**Brief**. Print the data exactly, leaving nothing out.

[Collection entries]
● ● ● ● ●
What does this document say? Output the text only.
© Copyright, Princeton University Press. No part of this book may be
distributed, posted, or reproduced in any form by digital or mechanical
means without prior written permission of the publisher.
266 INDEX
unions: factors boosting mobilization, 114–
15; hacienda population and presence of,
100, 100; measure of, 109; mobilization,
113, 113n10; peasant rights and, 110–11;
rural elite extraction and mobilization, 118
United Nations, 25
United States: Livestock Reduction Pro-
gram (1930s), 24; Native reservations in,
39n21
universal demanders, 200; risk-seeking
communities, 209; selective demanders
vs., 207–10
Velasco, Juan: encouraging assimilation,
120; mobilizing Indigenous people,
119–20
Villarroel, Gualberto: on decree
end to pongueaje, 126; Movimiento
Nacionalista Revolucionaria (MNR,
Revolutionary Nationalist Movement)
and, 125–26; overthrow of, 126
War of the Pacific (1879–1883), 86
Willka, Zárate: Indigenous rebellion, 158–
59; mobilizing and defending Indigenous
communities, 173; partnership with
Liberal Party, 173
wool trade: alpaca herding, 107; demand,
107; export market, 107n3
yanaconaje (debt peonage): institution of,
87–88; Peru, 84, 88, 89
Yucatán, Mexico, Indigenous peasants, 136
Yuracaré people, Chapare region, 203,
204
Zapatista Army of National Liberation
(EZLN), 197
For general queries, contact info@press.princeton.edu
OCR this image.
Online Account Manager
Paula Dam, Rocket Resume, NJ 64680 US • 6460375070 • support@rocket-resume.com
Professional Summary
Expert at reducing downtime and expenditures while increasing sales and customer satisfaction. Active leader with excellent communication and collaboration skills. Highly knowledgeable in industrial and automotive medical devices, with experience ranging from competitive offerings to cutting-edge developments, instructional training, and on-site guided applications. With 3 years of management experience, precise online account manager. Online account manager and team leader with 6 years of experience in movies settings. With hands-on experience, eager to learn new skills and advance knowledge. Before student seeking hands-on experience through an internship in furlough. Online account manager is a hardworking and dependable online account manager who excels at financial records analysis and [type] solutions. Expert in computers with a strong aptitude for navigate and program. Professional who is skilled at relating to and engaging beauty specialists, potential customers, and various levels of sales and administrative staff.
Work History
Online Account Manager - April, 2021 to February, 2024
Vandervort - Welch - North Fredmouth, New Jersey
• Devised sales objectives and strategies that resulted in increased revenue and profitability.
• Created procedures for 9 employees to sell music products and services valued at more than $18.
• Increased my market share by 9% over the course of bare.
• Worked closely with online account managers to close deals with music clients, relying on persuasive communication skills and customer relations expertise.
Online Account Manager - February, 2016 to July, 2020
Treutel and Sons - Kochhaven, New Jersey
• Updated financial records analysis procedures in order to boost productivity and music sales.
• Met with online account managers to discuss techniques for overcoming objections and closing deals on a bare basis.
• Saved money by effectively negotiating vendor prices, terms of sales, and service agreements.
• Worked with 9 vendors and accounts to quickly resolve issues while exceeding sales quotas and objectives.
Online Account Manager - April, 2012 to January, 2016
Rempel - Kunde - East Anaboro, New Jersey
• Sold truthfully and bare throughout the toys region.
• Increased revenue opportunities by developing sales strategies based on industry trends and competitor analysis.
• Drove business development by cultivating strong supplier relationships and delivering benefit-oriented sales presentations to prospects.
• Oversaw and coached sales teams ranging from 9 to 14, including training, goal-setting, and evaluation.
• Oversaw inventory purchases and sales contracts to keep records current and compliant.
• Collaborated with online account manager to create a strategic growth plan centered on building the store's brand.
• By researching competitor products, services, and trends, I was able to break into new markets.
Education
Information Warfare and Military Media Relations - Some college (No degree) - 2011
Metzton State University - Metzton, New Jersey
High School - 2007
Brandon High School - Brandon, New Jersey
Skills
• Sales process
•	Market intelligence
● ● ● ● ●
**The answer**.
What does this document say? Output the text only.
© Copyright, Princeton University Press. No part of this book may be
distributed, posted, or reproduced in any form by digital or mechanical
means without prior written permission of the publisher.
266 INDEX
unions: factors boosting mobilization, 114–
15; hacienda population and presence of,
100, 100; measure of, 109; mobilization,
113, 113n10; peasant rights and, 110–11;
rural elite extraction and mobilization, 118
United Nations, 25
United States: Livestock Reduction Pro-
gram (1930s), 24; Native reservations in,
39n21
universal demanders, 200; risk-seeking
communities, 209; selective demanders
vs., 207–10
Velasco, Juan: encouraging assimilation,
120; mobilizing Indigenous people,
119–20
Villarroel, Gualberto: on decree
end to pongueaje, 126; Movimiento
Nacionalista Revolucionaria (MNR,
Revolutionary Nationalist Movement)
and, 125–26; overthrow of, 126
War of the Pacific (1879–1883), 86
Willka, Zárate: Indigenous rebellion, 158–
59; mobilizing and defending Indigenous
communities, 173; partnership with
Liberal Party, 173
wool trade: alpaca herding, 107; demand,
107; export market, 107n3
yanaconaje (debt peonage): institution of,
87–88; Peru, 84, 88, 89
Yucatán, Mexico, Indigenous peasants, 136
Yuracaré people, Chapare region, 203,
204
Zapatista Army of National Liberation
(EZLN), 197
For general queries, contact info@press.princeton.edu
OCR this image.
Online Account Manager
Paula Dam, Rocket Resume, NJ 64680 US • 6460375070 • support@rocket-resume.com
Professional Summary
Expert at reducing downtime and expenditures while increasing sales and customer satisfaction. Active leader with excellent communication and collaboration skills. Highly knowledgeable in industrial and automotive medical devices, with experience ranging from competitive offerings to cutting-edge developments, instructional training, and on-site guided applications. With 3 years of management experience, precise online account manager. Online account manager and team leader with 6 years of experience in movies settings. With hands-on experience, eager to learn new skills and advance knowledge. Before student seeking hands-on experience through an internship in furlough. Online account manager is a hardworking and dependable online account manager who excels at financial records analysis and [type] solutions. Expert in computers with a strong aptitude for navigate and program. Professional who is skilled at relating to and engaging beauty specialists, potential customers, and various levels of sales and administrative staff.
Work History
Online Account Manager - April, 2021 to February, 2024
Vandervort - Welch - North Fredmouth, New Jersey
• Devised sales objectives and strategies that resulted in increased revenue and profitability.
• Created procedures for 9 employees to sell music products and services valued at more than $18.
• Increased my market share by 9% over the course of bare.
• Worked closely with online account managers to close deals with music clients, relying on persuasive communication skills and customer relations expertise.
Online Account Manager - February, 2016 to July, 2020
Treutel and Sons - Kochhaven, New Jersey
• Updated financial records analysis procedures in order to boost productivity and music sales.
• Met with online account managers to discuss techniques for overcoming objections and closing deals on a bare basis.
• Saved money by effectively negotiating vendor prices, terms of sales, and service agreements.
• Worked with 9 vendors and accounts to quickly resolve issues while exceeding sales quotas and objectives.
Online Account Manager - April, 2012 to January, 2016
Rempel - Kunde - East Anaboro, New Jersey
• Sold truthfully and bare throughout the toys region.
• Increased revenue opportunities by developing sales strategies based on industry trends and competitor analysis.
• Drove business development by cultivating strong supplier relationships and delivering benefit-oriented sales presentations to prospects.
• Oversaw and coached sales teams ranging from 9 to 14, including training, goal-setting, and evaluation.
• Oversaw inventory purchases and sales contracts to keep records current and compliant.
• Collaborated with online account manager to create a strategic growth plan centered on building the store's brand.
• By researching competitor products, services, and trends, I was able to break into new markets.
Education
Information Warfare and Military Media Relations - Some college (No degree) - 2011
Metzton State University - Metzton, New Jersey
High School - 2007
Brandon High School - Brandon, New Jersey
Skills
• Sales process
•	Market intelligence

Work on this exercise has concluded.